■ THE RECORDS:

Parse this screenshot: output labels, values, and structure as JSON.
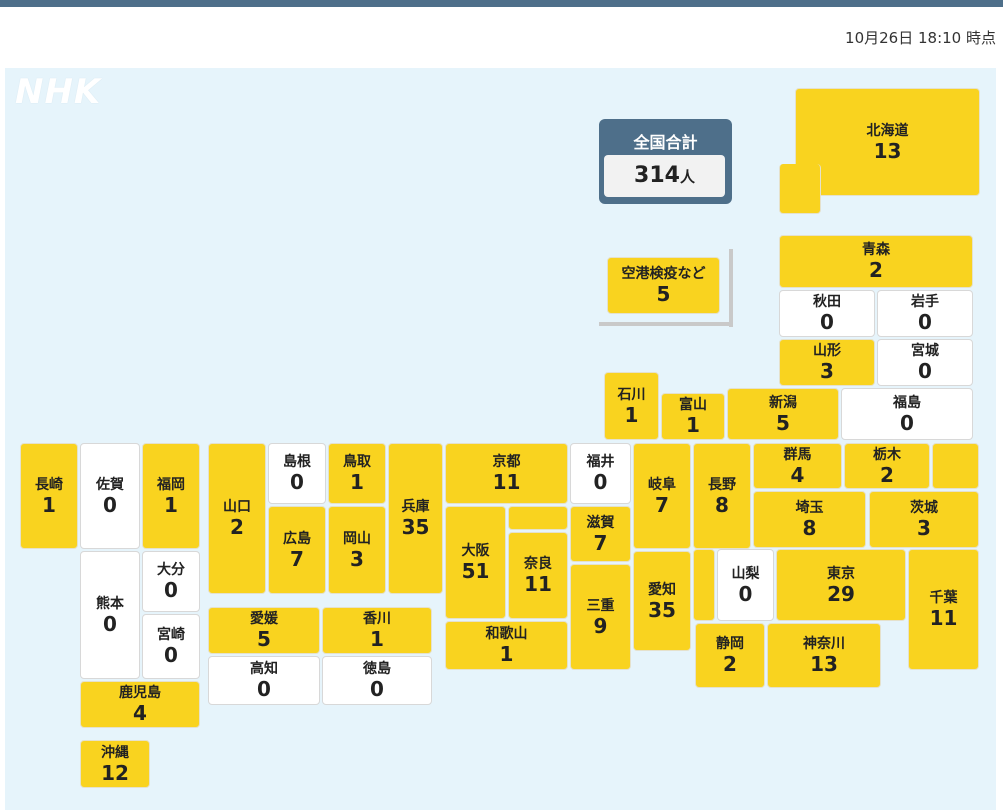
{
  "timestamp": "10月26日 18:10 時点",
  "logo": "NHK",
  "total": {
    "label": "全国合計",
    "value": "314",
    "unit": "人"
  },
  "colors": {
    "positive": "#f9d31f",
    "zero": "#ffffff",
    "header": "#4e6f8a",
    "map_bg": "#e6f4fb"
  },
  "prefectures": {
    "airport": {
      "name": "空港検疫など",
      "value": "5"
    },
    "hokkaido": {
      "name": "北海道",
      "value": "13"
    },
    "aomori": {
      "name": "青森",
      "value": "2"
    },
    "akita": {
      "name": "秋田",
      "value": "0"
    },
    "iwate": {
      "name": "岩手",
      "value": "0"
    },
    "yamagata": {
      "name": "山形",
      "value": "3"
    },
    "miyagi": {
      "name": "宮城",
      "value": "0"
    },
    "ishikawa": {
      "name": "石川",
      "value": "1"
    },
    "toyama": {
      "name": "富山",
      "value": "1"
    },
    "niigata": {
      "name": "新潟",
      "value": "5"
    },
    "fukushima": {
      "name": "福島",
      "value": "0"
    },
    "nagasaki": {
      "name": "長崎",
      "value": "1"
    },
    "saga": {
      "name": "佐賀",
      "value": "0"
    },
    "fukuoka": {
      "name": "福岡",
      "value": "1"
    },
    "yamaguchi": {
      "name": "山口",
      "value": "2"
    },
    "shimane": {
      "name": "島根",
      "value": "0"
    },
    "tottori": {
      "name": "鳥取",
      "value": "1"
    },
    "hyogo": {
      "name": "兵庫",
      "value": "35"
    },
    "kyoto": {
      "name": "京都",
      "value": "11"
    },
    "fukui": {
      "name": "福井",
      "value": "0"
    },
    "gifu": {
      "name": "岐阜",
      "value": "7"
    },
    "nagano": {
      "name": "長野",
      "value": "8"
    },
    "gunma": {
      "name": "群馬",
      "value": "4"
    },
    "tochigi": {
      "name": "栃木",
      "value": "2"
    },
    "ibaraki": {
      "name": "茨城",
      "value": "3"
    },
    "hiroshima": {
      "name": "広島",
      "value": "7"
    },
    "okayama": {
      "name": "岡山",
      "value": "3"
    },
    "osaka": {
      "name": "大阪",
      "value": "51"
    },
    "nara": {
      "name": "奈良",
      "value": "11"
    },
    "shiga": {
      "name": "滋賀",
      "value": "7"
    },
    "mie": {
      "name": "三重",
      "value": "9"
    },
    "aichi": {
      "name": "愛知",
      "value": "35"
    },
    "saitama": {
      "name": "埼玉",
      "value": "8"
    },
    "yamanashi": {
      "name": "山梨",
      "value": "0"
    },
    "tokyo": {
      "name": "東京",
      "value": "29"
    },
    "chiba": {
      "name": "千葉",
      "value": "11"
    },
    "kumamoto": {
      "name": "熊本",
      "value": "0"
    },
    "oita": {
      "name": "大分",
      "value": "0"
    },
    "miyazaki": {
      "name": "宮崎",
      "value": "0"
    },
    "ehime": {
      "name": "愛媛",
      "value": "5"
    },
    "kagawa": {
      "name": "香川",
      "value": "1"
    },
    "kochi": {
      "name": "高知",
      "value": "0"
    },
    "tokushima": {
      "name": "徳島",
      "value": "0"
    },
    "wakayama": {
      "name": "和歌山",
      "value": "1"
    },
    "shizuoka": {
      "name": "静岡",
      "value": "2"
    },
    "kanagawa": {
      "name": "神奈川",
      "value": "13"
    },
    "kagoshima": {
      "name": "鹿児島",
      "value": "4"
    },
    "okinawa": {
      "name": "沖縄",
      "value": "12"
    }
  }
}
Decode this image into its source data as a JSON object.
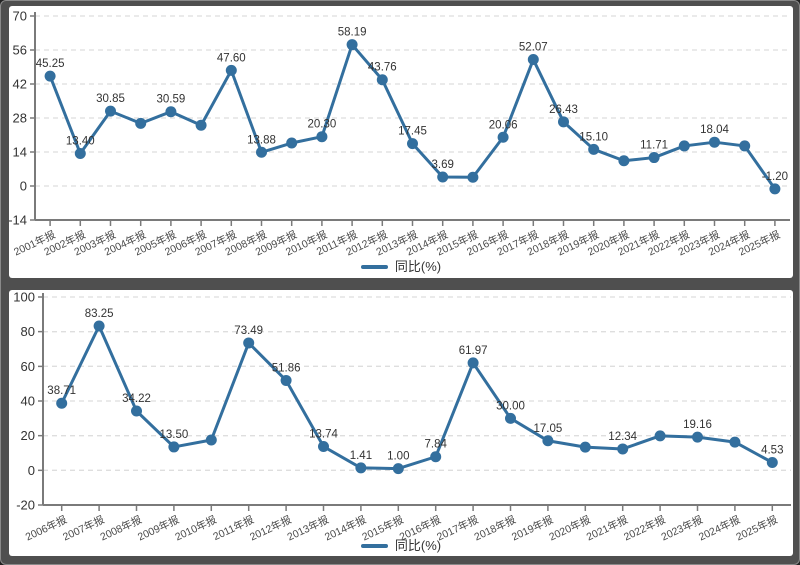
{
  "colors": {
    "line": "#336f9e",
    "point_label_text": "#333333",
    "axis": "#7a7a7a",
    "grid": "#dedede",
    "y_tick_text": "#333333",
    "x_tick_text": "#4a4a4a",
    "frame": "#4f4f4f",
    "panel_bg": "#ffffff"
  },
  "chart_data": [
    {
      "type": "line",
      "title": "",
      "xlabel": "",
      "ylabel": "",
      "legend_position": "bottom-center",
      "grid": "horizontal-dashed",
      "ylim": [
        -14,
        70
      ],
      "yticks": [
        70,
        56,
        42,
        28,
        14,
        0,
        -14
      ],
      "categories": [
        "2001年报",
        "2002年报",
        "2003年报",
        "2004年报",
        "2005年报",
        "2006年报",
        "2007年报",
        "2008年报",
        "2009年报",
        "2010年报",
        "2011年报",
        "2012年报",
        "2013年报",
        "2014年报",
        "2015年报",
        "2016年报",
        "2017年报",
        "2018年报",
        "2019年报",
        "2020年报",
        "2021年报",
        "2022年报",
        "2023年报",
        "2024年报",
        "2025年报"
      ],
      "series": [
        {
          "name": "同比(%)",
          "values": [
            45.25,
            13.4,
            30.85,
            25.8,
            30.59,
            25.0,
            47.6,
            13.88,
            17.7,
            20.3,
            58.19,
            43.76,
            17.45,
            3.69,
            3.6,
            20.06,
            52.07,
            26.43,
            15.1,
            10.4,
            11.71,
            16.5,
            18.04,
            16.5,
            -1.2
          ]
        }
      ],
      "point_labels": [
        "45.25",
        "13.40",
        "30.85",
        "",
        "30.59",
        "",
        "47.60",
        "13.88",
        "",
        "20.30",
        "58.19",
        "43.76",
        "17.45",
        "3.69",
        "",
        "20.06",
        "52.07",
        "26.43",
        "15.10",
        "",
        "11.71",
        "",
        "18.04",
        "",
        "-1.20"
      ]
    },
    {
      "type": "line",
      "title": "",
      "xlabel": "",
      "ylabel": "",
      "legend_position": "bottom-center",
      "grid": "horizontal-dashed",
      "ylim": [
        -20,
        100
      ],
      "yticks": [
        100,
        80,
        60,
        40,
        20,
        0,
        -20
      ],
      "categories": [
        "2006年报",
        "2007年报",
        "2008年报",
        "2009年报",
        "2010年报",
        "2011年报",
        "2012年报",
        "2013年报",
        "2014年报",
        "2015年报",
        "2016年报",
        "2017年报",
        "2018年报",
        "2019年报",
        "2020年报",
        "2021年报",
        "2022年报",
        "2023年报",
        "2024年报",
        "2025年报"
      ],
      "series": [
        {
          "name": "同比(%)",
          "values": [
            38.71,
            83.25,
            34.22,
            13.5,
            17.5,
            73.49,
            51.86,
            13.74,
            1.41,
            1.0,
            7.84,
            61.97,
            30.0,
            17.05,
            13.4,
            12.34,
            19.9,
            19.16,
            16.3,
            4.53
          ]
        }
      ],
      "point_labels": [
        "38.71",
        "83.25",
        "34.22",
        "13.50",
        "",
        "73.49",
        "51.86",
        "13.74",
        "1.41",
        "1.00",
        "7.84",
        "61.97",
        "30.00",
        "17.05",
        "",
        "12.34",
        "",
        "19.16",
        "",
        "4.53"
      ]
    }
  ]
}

■ INSTRUCTION:
Transcribe each entry precisely as given, leaving the pictures out.

■ WORKED ANSWER:
Parse this screenshot: output labels, values, and structure as JSON.
{
  "timestamp": "10月26日 18:10 時点",
  "logo": "NHK",
  "total": {
    "label": "全国合計",
    "value": "314",
    "unit": "人"
  },
  "colors": {
    "positive": "#f9d31f",
    "zero": "#ffffff",
    "header": "#4e6f8a",
    "map_bg": "#e6f4fb"
  },
  "prefectures": {
    "airport": {
      "name": "空港検疫など",
      "value": "5"
    },
    "hokkaido": {
      "name": "北海道",
      "value": "13"
    },
    "aomori": {
      "name": "青森",
      "value": "2"
    },
    "akita": {
      "name": "秋田",
      "value": "0"
    },
    "iwate": {
      "name": "岩手",
      "value": "0"
    },
    "yamagata": {
      "name": "山形",
      "value": "3"
    },
    "miyagi": {
      "name": "宮城",
      "value": "0"
    },
    "ishikawa": {
      "name": "石川",
      "value": "1"
    },
    "toyama": {
      "name": "富山",
      "value": "1"
    },
    "niigata": {
      "name": "新潟",
      "value": "5"
    },
    "fukushima": {
      "name": "福島",
      "value": "0"
    },
    "nagasaki": {
      "name": "長崎",
      "value": "1"
    },
    "saga": {
      "name": "佐賀",
      "value": "0"
    },
    "fukuoka": {
      "name": "福岡",
      "value": "1"
    },
    "yamaguchi": {
      "name": "山口",
      "value": "2"
    },
    "shimane": {
      "name": "島根",
      "value": "0"
    },
    "tottori": {
      "name": "鳥取",
      "value": "1"
    },
    "hyogo": {
      "name": "兵庫",
      "value": "35"
    },
    "kyoto": {
      "name": "京都",
      "value": "11"
    },
    "fukui": {
      "name": "福井",
      "value": "0"
    },
    "gifu": {
      "name": "岐阜",
      "value": "7"
    },
    "nagano": {
      "name": "長野",
      "value": "8"
    },
    "gunma": {
      "name": "群馬",
      "value": "4"
    },
    "tochigi": {
      "name": "栃木",
      "value": "2"
    },
    "ibaraki": {
      "name": "茨城",
      "value": "3"
    },
    "hiroshima": {
      "name": "広島",
      "value": "7"
    },
    "okayama": {
      "name": "岡山",
      "value": "3"
    },
    "osaka": {
      "name": "大阪",
      "value": "51"
    },
    "nara": {
      "name": "奈良",
      "value": "11"
    },
    "shiga": {
      "name": "滋賀",
      "value": "7"
    },
    "mie": {
      "name": "三重",
      "value": "9"
    },
    "aichi": {
      "name": "愛知",
      "value": "35"
    },
    "saitama": {
      "name": "埼玉",
      "value": "8"
    },
    "yamanashi": {
      "name": "山梨",
      "value": "0"
    },
    "tokyo": {
      "name": "東京",
      "value": "29"
    },
    "chiba": {
      "name": "千葉",
      "value": "11"
    },
    "kumamoto": {
      "name": "熊本",
      "value": "0"
    },
    "oita": {
      "name": "大分",
      "value": "0"
    },
    "miyazaki": {
      "name": "宮崎",
      "value": "0"
    },
    "ehime": {
      "name": "愛媛",
      "value": "5"
    },
    "kagawa": {
      "name": "香川",
      "value": "1"
    },
    "kochi": {
      "name": "高知",
      "value": "0"
    },
    "tokushima": {
      "name": "徳島",
      "value": "0"
    },
    "wakayama": {
      "name": "和歌山",
      "value": "1"
    },
    "shizuoka": {
      "name": "静岡",
      "value": "2"
    },
    "kanagawa": {
      "name": "神奈川",
      "value": "13"
    },
    "kagoshima": {
      "name": "鹿児島",
      "value": "4"
    },
    "okinawa": {
      "name": "沖縄",
      "value": "12"
    }
  }
}
Decode this image into its source data as a JSON object.
{
  "colors": {
    "line": "#336f9e",
    "point_label_text": "#333333",
    "axis": "#7a7a7a",
    "grid": "#dedede",
    "y_tick_text": "#333333",
    "x_tick_text": "#4a4a4a",
    "frame": "#4f4f4f",
    "panel_bg": "#ffffff"
  },
  "chart_data": [
    {
      "type": "line",
      "title": "",
      "xlabel": "",
      "ylabel": "",
      "legend_position": "bottom-center",
      "grid": "horizontal-dashed",
      "ylim": [
        -14,
        70
      ],
      "yticks": [
        70,
        56,
        42,
        28,
        14,
        0,
        -14
      ],
      "categories": [
        "2001年报",
        "2002年报",
        "2003年报",
        "2004年报",
        "2005年报",
        "2006年报",
        "2007年报",
        "2008年报",
        "2009年报",
        "2010年报",
        "2011年报",
        "2012年报",
        "2013年报",
        "2014年报",
        "2015年报",
        "2016年报",
        "2017年报",
        "2018年报",
        "2019年报",
        "2020年报",
        "2021年报",
        "2022年报",
        "2023年报",
        "2024年报",
        "2025年报"
      ],
      "series": [
        {
          "name": "同比(%)",
          "values": [
            45.25,
            13.4,
            30.85,
            25.8,
            30.59,
            25.0,
            47.6,
            13.88,
            17.7,
            20.3,
            58.19,
            43.76,
            17.45,
            3.69,
            3.6,
            20.06,
            52.07,
            26.43,
            15.1,
            10.4,
            11.71,
            16.5,
            18.04,
            16.5,
            -1.2
          ]
        }
      ],
      "point_labels": [
        "45.25",
        "13.40",
        "30.85",
        "",
        "30.59",
        "",
        "47.60",
        "13.88",
        "",
        "20.30",
        "58.19",
        "43.76",
        "17.45",
        "3.69",
        "",
        "20.06",
        "52.07",
        "26.43",
        "15.10",
        "",
        "11.71",
        "",
        "18.04",
        "",
        "-1.20"
      ]
    },
    {
      "type": "line",
      "title": "",
      "xlabel": "",
      "ylabel": "",
      "legend_position": "bottom-center",
      "grid": "horizontal-dashed",
      "ylim": [
        -20,
        100
      ],
      "yticks": [
        100,
        80,
        60,
        40,
        20,
        0,
        -20
      ],
      "categories": [
        "2006年报",
        "2007年报",
        "2008年报",
        "2009年报",
        "2010年报",
        "2011年报",
        "2012年报",
        "2013年报",
        "2014年报",
        "2015年报",
        "2016年报",
        "2017年报",
        "2018年报",
        "2019年报",
        "2020年报",
        "2021年报",
        "2022年报",
        "2023年报",
        "2024年报",
        "2025年报"
      ],
      "series": [
        {
          "name": "同比(%)",
          "values": [
            38.71,
            83.25,
            34.22,
            13.5,
            17.5,
            73.49,
            51.86,
            13.74,
            1.41,
            1.0,
            7.84,
            61.97,
            30.0,
            17.05,
            13.4,
            12.34,
            19.9,
            19.16,
            16.3,
            4.53
          ]
        }
      ],
      "point_labels": [
        "38.71",
        "83.25",
        "34.22",
        "13.50",
        "",
        "73.49",
        "51.86",
        "13.74",
        "1.41",
        "1.00",
        "7.84",
        "61.97",
        "30.00",
        "17.05",
        "",
        "12.34",
        "",
        "19.16",
        "",
        "4.53"
      ]
    }
  ]
}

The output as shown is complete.